INSTRUCTIONS FOR THE TASK. Copy out each line containing "quem" from the entries below.

-- start RECORDS FOR THE EXERCISE --

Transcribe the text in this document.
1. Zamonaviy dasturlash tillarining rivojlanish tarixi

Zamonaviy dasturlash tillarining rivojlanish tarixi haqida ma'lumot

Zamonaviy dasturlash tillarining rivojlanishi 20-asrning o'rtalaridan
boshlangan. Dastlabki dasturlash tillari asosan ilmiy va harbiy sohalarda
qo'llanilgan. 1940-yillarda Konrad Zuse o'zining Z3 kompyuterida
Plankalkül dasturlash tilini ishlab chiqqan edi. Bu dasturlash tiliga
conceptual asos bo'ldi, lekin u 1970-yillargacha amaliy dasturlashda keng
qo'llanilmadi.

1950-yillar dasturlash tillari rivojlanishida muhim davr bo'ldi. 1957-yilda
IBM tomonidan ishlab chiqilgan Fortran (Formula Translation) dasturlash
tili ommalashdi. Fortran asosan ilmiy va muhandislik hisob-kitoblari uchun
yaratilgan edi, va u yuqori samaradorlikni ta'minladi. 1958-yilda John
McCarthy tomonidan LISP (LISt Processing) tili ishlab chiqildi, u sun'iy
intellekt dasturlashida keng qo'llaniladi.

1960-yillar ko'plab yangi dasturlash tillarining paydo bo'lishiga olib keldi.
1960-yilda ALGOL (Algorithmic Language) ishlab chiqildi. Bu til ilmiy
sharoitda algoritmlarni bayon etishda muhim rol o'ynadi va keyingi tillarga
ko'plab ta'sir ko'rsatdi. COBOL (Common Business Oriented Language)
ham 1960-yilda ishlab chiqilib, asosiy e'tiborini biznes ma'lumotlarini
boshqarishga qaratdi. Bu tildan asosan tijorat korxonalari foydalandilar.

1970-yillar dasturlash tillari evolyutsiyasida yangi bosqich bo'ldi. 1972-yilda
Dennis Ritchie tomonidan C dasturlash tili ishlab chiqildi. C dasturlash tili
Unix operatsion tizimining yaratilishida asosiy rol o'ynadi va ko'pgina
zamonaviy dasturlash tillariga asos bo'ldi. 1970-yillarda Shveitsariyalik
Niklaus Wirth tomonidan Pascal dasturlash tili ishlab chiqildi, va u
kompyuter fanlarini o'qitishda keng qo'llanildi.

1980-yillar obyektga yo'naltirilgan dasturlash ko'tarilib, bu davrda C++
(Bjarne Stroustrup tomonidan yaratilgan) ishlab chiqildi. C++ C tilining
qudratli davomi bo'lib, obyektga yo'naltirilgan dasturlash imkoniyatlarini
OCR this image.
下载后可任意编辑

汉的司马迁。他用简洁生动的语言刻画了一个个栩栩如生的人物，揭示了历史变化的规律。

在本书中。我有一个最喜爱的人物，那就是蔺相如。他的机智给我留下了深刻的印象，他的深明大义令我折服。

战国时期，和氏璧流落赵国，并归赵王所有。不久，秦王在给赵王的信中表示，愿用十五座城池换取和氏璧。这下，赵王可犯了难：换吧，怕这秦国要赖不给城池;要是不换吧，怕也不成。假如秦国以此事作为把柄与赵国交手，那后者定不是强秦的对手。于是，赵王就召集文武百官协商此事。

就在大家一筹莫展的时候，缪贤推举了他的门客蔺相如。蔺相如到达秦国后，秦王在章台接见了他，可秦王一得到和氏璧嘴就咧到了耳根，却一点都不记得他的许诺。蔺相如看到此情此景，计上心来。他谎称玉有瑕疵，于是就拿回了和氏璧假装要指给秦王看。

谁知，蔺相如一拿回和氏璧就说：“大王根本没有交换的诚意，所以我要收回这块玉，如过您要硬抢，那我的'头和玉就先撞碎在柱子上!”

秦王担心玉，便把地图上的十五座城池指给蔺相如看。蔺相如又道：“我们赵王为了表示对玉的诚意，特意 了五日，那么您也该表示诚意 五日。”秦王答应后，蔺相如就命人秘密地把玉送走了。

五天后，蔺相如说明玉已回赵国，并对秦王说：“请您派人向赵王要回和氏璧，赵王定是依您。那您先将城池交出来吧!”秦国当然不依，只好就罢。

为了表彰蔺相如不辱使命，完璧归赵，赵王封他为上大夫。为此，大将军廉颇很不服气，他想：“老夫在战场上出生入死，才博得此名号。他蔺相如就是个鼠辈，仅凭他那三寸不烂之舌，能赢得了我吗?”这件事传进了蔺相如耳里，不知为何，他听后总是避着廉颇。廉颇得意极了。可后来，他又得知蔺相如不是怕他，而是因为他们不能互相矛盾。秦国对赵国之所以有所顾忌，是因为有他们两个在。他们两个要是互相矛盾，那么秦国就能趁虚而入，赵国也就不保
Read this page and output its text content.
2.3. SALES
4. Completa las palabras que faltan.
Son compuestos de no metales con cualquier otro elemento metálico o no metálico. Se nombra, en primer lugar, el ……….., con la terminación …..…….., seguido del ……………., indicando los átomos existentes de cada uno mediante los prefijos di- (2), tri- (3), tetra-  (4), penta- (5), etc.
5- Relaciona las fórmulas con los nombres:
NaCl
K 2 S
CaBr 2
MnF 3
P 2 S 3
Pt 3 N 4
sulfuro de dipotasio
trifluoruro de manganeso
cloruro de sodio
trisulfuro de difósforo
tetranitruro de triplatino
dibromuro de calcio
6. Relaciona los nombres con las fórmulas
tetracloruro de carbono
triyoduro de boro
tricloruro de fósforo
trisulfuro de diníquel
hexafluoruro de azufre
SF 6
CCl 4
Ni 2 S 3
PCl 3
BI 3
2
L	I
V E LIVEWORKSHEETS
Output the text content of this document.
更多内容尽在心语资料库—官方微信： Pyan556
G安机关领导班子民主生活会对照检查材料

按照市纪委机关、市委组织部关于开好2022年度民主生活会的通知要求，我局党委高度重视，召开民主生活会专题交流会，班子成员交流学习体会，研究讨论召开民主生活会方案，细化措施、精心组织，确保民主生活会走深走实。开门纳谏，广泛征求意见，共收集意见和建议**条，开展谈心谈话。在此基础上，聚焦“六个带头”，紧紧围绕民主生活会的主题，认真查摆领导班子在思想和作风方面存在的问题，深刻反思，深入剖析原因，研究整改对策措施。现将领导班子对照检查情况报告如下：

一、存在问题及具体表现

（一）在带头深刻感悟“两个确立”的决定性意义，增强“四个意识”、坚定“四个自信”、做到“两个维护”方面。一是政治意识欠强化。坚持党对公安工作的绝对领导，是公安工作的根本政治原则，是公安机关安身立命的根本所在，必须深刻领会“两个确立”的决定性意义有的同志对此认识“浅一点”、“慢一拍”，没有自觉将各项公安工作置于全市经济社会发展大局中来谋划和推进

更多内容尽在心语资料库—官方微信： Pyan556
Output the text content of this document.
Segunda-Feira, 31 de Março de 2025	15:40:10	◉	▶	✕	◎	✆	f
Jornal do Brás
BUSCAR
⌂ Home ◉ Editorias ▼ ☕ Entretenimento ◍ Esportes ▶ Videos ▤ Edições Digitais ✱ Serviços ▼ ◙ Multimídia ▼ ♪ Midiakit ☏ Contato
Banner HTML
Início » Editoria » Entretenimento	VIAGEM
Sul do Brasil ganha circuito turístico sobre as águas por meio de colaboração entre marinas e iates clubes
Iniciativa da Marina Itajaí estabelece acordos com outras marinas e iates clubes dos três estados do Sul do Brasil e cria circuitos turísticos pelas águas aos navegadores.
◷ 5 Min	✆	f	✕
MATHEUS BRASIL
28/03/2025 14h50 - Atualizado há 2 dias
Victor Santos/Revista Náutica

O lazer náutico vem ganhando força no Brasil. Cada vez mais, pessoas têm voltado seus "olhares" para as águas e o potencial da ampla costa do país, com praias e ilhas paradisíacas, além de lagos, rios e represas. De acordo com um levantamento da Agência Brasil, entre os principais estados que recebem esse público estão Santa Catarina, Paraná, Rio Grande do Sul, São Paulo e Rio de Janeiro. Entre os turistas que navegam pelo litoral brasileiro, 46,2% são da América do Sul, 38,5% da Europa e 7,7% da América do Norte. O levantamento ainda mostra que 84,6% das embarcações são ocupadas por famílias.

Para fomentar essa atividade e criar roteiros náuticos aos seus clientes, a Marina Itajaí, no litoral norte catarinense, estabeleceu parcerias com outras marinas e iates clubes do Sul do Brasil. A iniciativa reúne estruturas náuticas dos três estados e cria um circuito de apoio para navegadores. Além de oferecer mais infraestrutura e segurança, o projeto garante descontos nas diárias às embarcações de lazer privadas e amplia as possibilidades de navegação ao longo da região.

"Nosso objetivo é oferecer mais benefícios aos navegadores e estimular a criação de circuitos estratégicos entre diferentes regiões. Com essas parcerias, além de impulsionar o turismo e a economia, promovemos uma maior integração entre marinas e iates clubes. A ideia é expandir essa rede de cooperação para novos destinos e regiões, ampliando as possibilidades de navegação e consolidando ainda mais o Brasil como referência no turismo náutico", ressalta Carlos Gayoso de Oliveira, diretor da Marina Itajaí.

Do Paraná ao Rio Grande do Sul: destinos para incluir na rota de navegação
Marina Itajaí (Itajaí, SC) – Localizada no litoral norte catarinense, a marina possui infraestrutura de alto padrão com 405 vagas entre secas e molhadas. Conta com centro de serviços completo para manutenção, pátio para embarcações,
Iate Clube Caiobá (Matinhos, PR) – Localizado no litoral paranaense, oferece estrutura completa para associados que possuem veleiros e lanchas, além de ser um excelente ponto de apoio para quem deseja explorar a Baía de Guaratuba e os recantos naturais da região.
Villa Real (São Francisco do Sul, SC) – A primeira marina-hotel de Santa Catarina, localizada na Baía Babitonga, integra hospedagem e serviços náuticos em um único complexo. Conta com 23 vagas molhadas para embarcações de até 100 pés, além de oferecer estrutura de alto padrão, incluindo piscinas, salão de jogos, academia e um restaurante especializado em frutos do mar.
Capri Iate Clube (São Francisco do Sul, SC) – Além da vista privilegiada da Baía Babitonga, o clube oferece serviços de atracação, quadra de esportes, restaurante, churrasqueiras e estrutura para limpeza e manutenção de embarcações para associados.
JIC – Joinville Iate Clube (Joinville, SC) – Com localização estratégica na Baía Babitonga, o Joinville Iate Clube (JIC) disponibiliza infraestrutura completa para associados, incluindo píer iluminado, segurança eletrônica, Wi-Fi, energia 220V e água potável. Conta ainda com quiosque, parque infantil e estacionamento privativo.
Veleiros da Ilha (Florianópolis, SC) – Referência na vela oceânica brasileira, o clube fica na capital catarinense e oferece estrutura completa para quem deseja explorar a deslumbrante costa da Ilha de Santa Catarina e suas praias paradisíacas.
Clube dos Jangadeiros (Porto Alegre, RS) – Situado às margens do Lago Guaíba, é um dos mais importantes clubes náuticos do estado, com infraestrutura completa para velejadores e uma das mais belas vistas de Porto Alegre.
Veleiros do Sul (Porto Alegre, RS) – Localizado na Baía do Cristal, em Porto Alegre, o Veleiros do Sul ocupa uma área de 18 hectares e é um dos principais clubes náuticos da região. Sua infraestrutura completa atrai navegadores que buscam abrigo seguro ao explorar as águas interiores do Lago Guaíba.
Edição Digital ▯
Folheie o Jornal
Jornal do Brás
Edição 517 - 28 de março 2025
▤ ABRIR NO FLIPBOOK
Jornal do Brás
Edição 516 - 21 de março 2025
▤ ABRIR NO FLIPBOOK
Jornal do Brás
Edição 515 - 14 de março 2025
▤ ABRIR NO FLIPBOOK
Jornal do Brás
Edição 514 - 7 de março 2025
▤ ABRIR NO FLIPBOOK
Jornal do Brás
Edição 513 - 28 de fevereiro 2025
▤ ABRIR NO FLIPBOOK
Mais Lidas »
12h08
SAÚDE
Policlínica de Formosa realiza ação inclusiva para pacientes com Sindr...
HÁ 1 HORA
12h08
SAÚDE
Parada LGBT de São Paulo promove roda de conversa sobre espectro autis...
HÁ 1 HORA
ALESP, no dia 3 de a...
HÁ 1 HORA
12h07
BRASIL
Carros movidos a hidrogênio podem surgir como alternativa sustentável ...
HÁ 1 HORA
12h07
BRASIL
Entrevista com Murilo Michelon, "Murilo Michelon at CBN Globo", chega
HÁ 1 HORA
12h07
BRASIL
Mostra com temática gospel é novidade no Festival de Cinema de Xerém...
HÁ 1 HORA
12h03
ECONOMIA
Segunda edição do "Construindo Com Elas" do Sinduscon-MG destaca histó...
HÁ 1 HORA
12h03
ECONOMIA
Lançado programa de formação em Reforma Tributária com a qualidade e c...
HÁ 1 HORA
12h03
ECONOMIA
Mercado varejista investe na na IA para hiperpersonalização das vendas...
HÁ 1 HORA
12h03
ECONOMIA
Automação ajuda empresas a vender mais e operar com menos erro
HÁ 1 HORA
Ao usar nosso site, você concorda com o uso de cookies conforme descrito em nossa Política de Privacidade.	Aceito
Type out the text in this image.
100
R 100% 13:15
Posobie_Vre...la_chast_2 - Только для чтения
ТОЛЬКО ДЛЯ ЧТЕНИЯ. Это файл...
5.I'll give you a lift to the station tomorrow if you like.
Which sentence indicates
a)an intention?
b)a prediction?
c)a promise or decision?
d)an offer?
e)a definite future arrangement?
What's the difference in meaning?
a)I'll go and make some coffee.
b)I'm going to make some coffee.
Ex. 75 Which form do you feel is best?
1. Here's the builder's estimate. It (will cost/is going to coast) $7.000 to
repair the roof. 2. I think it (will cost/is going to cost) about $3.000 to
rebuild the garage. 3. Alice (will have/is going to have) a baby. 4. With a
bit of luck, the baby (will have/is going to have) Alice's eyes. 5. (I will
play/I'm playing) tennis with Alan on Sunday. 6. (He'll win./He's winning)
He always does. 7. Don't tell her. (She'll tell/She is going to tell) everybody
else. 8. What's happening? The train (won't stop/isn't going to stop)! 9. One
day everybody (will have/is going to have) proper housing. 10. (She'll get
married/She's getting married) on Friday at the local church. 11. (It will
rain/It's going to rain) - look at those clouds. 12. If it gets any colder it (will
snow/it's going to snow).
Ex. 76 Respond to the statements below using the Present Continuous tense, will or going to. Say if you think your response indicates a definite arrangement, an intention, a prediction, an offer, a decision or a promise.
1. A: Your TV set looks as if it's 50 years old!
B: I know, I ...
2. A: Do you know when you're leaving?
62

-- end RECORDS FOR THE EXERCISE --

SOLUTION TO THIS EXERCISE.
Iate Clube Caiobá (Matinhos, PR) – Localizado no litoral paranaense, oferece estrutura completa para associados que possuem veleiros e lanchas, além de ser um excelente ponto de apoio para quem deseja explorar a Baía de Guaratuba e os recantos naturais da região.
Veleiros da Ilha (Florianópolis, SC) – Referência na vela oceânica brasileira, o clube fica na capital catarinense e oferece estrutura completa para quem deseja explorar a deslumbrante costa da Ilha de Santa Catarina e suas praias paradisíacas.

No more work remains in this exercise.